Records from a collection of figures

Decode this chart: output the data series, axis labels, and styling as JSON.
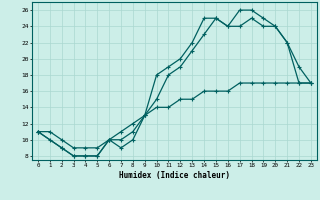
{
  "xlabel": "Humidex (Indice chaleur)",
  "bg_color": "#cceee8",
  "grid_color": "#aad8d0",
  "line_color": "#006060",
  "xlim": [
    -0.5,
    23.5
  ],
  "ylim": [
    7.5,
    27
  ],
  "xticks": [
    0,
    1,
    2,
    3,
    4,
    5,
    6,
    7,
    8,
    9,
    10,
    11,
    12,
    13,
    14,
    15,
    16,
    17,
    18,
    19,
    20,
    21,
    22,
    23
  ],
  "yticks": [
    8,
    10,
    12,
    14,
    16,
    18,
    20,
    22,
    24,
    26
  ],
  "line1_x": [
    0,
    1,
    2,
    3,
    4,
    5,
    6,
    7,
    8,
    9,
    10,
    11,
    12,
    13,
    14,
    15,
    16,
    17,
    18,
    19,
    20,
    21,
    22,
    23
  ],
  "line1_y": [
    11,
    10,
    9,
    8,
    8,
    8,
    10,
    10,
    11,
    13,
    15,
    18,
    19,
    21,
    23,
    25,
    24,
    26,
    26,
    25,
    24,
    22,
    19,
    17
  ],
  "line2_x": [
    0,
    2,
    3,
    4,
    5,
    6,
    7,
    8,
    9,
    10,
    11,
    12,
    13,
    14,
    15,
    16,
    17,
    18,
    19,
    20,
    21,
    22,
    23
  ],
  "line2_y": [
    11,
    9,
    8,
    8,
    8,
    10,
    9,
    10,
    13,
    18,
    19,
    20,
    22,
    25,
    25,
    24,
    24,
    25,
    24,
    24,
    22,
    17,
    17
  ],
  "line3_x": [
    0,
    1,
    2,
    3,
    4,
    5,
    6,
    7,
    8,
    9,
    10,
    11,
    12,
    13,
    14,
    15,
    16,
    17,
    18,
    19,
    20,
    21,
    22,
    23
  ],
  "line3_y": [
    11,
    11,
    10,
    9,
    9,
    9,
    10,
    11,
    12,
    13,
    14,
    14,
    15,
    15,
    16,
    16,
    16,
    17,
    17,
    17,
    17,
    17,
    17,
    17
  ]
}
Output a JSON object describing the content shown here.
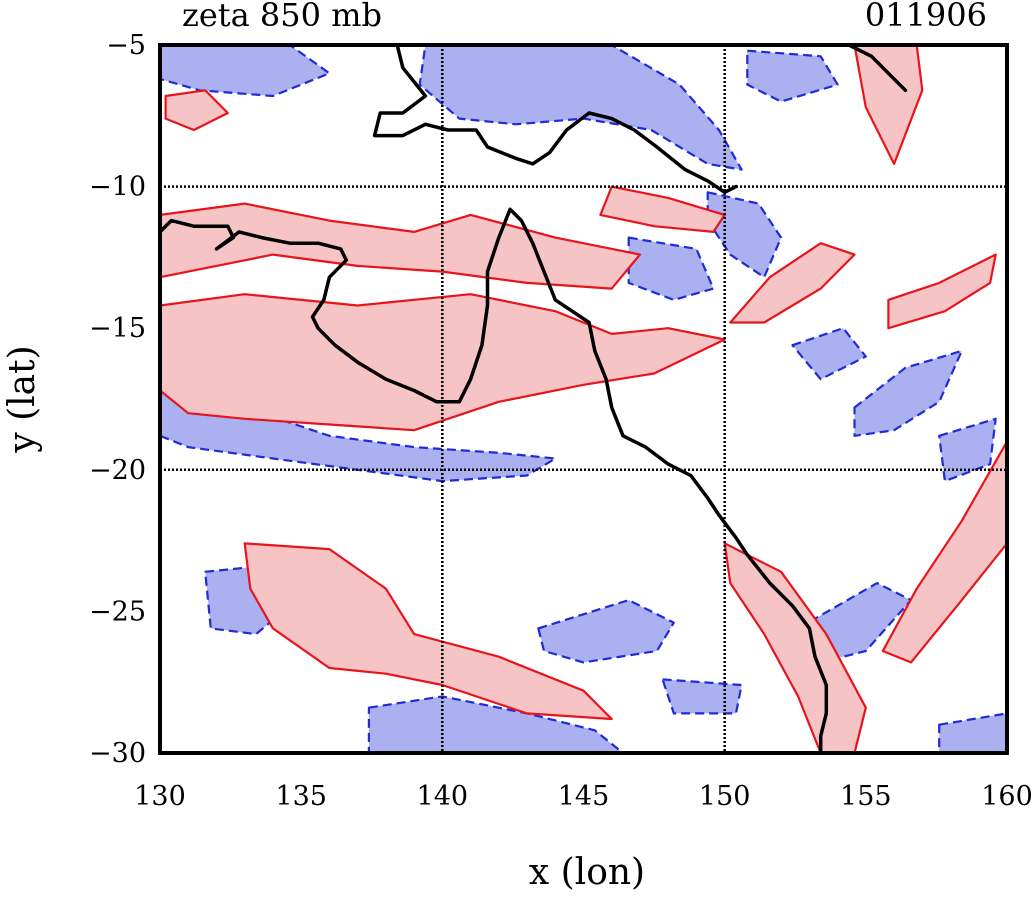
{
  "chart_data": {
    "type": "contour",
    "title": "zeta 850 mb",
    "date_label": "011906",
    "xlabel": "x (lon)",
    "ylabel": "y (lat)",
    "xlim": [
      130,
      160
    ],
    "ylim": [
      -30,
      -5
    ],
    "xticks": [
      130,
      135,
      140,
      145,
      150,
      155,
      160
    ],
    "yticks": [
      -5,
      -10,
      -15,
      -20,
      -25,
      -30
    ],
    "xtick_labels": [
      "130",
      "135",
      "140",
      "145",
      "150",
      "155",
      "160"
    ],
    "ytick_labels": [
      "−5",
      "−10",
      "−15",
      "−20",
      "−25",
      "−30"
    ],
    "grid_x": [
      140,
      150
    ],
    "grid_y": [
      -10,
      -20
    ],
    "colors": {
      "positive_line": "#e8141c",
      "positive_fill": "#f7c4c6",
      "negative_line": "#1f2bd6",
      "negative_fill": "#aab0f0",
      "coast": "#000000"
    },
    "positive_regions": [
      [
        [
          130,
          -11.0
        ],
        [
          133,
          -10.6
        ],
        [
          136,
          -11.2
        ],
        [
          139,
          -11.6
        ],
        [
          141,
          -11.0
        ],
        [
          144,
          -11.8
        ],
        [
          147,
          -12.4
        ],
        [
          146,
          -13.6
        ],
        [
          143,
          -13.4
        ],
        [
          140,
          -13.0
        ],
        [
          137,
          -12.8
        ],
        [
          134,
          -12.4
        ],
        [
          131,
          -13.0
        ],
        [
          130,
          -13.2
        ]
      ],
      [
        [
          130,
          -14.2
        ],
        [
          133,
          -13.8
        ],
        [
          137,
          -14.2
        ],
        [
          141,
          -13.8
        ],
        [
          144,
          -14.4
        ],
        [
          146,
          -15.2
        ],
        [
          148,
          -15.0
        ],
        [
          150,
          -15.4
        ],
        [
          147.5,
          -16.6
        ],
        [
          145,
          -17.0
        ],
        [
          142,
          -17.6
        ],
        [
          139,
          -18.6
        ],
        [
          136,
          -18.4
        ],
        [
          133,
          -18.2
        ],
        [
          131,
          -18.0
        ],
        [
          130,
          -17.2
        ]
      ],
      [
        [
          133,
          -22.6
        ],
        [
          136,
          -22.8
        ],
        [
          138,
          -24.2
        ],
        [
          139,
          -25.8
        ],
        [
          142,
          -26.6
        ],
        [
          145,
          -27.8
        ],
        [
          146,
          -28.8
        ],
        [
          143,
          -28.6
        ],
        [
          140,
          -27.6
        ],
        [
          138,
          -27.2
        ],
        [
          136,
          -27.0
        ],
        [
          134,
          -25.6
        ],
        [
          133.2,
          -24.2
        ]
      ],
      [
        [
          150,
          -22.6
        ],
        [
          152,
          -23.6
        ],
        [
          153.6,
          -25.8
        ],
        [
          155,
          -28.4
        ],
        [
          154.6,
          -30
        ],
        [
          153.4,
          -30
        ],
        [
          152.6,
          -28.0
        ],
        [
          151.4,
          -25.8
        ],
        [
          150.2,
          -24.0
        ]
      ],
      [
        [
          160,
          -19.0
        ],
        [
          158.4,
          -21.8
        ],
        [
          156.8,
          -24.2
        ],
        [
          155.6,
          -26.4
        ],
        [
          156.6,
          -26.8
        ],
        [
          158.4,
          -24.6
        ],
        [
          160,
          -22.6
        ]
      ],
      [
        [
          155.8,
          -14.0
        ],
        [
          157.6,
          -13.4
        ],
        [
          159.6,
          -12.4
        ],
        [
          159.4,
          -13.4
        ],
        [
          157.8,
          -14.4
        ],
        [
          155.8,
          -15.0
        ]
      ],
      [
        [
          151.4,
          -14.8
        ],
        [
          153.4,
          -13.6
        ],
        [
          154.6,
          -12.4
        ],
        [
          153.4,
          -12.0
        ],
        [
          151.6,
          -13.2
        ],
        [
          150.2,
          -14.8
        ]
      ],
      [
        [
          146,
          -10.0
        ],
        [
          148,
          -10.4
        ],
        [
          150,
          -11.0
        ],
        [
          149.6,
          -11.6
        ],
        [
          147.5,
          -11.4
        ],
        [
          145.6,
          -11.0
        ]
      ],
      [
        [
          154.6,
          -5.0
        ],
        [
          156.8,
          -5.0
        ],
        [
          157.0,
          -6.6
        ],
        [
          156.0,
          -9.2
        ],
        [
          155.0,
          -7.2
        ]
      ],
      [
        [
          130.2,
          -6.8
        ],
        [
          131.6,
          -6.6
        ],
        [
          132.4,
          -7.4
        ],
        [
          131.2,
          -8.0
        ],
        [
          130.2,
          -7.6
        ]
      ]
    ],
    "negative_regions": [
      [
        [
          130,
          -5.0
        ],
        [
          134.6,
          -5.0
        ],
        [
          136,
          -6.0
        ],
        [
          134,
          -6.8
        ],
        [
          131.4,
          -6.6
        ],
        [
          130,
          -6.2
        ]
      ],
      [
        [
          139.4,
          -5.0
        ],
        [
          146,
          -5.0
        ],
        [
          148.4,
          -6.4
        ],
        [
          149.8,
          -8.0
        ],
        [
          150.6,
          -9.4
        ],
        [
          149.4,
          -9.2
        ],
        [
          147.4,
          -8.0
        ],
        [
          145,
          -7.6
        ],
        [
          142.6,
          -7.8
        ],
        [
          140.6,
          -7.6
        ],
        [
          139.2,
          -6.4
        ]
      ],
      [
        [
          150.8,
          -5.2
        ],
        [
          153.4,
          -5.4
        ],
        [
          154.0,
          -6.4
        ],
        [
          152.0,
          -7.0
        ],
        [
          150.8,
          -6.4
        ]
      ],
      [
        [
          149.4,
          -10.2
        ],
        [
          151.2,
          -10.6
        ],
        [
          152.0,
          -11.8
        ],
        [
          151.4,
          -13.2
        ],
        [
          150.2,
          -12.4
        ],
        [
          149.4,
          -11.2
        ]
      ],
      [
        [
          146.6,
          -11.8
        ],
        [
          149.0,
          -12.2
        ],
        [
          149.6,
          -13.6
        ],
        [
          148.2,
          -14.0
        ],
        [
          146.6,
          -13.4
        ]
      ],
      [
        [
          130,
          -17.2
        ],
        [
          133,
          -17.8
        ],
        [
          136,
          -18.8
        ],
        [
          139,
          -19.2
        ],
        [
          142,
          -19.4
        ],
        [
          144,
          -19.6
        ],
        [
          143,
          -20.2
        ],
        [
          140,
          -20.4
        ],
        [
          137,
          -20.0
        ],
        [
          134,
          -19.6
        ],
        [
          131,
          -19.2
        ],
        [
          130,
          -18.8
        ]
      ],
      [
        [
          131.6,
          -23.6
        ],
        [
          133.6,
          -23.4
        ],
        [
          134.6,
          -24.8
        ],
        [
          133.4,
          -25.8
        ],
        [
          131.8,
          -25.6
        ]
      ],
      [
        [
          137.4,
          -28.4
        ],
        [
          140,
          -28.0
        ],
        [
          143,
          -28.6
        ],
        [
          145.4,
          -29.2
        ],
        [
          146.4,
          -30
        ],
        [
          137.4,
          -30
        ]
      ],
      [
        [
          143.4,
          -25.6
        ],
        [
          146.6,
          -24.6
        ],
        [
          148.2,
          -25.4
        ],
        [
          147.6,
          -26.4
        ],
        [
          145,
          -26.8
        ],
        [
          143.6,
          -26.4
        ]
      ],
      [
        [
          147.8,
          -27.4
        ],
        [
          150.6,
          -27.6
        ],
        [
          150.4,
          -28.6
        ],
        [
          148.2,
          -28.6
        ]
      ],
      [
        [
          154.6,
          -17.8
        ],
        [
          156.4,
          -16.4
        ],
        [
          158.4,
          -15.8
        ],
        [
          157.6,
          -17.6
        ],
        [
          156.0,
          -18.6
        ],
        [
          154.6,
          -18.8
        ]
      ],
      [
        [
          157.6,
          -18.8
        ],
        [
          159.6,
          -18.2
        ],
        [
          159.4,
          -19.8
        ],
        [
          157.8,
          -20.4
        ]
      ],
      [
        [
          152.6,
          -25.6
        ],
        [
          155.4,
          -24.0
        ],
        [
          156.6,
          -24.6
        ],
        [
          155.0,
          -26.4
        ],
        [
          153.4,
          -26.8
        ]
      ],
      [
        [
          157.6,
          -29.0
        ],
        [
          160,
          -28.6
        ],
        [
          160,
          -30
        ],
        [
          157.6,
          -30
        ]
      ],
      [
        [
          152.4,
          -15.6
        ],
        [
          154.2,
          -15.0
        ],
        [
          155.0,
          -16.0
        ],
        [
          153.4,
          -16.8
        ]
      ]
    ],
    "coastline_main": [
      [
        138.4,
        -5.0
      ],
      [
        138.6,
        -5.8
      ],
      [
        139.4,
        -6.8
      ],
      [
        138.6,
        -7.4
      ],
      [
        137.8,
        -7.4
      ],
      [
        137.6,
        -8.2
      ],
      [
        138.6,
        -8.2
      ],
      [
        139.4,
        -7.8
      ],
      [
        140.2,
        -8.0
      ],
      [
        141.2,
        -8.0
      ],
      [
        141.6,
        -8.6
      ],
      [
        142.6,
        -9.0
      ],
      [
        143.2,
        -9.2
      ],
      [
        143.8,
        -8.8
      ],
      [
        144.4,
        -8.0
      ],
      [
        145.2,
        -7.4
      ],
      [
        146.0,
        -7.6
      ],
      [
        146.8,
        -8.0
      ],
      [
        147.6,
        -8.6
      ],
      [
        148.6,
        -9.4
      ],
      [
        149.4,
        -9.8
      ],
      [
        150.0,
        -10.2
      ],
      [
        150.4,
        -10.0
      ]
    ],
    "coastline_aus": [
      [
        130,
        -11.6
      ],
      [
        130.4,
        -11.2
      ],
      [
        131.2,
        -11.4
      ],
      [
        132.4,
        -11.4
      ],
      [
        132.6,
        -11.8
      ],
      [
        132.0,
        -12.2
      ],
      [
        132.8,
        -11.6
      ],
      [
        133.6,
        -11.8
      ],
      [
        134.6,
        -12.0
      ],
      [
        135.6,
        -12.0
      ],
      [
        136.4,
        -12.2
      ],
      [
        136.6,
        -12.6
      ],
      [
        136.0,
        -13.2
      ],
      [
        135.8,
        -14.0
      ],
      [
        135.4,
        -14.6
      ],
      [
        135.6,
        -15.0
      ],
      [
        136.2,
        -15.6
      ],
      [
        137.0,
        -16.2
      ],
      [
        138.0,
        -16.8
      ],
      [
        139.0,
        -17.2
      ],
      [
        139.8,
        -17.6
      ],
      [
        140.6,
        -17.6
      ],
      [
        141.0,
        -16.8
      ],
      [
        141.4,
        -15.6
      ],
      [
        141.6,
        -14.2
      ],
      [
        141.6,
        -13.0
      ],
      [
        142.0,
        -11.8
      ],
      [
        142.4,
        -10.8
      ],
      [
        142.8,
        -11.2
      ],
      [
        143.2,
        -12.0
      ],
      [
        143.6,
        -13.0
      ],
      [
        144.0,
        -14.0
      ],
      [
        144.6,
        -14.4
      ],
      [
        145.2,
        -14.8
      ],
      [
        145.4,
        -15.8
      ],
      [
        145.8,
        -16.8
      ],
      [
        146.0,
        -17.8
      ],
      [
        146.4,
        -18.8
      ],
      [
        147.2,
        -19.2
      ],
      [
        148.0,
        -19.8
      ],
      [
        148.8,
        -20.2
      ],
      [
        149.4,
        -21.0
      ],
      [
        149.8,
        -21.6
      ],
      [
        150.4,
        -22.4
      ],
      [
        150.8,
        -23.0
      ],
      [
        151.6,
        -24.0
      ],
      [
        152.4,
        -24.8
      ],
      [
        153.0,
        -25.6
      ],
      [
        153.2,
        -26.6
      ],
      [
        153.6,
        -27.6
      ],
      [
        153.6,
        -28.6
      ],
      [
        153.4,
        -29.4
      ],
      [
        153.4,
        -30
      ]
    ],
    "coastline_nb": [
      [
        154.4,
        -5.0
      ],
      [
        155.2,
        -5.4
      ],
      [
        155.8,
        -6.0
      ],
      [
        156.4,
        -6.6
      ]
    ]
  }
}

==

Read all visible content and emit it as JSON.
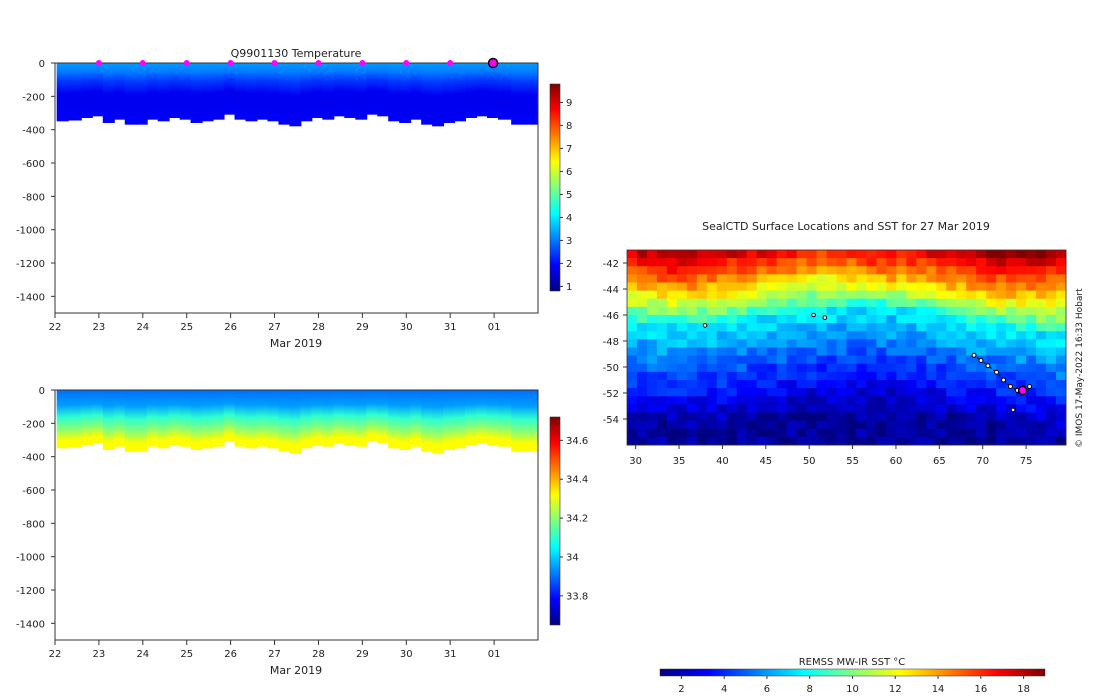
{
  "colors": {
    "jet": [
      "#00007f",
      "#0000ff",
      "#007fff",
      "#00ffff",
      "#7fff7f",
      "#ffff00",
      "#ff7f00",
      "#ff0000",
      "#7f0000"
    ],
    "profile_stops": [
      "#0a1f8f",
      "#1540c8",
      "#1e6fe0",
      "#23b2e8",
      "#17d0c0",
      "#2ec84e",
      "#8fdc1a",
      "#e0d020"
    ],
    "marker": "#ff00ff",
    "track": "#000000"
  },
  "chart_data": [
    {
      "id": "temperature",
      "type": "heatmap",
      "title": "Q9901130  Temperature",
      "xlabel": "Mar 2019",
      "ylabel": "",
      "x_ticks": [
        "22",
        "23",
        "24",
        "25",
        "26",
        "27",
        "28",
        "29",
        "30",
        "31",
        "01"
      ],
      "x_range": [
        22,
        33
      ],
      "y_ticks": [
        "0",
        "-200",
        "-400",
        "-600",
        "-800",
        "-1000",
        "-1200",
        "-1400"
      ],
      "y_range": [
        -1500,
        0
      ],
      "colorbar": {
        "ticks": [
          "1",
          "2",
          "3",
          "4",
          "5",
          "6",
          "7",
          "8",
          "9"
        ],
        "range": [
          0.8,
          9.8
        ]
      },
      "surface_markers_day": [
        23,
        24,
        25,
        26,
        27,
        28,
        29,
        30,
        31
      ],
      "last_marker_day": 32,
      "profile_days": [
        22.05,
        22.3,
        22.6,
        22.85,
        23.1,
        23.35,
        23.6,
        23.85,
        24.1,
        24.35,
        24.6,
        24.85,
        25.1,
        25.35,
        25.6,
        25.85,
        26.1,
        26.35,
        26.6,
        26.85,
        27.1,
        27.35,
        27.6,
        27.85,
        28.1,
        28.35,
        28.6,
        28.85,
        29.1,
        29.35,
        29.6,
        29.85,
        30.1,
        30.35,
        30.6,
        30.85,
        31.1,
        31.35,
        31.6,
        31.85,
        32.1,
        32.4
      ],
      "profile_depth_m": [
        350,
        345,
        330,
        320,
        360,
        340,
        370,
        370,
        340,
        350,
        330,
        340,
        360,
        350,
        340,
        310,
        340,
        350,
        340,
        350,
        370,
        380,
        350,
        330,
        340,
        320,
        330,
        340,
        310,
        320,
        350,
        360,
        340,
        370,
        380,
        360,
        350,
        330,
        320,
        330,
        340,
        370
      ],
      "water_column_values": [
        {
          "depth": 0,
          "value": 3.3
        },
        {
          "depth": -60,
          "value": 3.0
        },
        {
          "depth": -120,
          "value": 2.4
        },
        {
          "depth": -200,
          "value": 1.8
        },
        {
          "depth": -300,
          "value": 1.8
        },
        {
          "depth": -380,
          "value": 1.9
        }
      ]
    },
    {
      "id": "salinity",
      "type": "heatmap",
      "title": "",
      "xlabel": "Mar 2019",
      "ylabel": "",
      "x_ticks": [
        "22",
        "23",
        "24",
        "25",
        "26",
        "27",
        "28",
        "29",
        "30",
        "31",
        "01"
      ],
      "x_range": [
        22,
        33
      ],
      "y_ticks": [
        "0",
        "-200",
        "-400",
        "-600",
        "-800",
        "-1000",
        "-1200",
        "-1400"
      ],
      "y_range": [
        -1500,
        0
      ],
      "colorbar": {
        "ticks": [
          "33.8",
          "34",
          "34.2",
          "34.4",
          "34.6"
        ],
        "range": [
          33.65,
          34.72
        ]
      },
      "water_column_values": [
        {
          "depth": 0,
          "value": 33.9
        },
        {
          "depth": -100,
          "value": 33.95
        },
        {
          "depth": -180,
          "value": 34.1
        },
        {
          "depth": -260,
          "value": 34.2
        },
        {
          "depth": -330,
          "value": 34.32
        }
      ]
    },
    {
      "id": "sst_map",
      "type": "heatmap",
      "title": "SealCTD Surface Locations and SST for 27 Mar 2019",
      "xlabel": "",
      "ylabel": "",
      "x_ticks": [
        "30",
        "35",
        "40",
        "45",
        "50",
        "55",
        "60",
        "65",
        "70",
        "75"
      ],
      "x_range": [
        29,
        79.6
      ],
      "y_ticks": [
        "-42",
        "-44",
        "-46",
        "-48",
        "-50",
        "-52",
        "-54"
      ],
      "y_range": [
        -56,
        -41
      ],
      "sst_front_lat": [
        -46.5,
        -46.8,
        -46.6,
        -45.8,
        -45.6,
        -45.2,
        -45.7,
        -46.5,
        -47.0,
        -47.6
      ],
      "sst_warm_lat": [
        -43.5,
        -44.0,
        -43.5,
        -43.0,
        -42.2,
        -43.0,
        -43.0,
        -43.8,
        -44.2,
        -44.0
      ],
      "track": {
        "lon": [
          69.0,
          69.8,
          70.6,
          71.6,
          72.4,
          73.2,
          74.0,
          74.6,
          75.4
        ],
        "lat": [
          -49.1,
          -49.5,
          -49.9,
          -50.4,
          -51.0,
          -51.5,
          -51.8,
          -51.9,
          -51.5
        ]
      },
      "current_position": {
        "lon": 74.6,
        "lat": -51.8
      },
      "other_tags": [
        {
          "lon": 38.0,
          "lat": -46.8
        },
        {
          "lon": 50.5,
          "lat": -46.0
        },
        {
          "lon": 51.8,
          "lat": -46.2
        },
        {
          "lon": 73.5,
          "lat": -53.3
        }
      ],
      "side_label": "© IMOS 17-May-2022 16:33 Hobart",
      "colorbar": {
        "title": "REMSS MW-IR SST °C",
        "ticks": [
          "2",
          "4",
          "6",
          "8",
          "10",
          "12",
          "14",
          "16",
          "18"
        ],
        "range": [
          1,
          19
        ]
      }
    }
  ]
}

--

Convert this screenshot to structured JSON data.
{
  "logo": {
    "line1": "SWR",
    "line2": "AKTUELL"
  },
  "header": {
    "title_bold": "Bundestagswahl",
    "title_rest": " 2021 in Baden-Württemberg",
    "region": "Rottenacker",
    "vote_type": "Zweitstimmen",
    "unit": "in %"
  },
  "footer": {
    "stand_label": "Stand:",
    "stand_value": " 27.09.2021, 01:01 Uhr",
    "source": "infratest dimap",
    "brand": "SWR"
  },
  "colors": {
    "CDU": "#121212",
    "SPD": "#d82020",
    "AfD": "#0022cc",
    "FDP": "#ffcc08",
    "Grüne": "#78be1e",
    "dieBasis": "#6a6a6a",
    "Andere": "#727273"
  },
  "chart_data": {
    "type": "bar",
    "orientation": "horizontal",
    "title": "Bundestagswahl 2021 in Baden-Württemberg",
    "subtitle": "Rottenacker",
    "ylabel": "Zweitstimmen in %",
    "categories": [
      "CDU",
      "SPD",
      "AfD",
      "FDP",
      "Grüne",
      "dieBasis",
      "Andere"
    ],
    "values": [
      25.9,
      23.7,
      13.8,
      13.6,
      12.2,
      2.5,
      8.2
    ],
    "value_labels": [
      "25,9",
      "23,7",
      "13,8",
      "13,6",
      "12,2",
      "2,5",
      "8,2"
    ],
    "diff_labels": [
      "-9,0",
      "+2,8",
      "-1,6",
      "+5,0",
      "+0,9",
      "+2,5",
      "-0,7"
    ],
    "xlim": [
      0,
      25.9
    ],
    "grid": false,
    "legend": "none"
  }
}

* _Instructions to follow_: Lines from the records above that hold "xlabel" are the ones to list.

* _Completed exercise_:
  "xlabel": "Humidex (Indice chaleur)",
    "xlabel": "x (lon)",
      "xlabel": "Mar 2019",
      "xlabel": "Mar 2019",
      "xlabel": "",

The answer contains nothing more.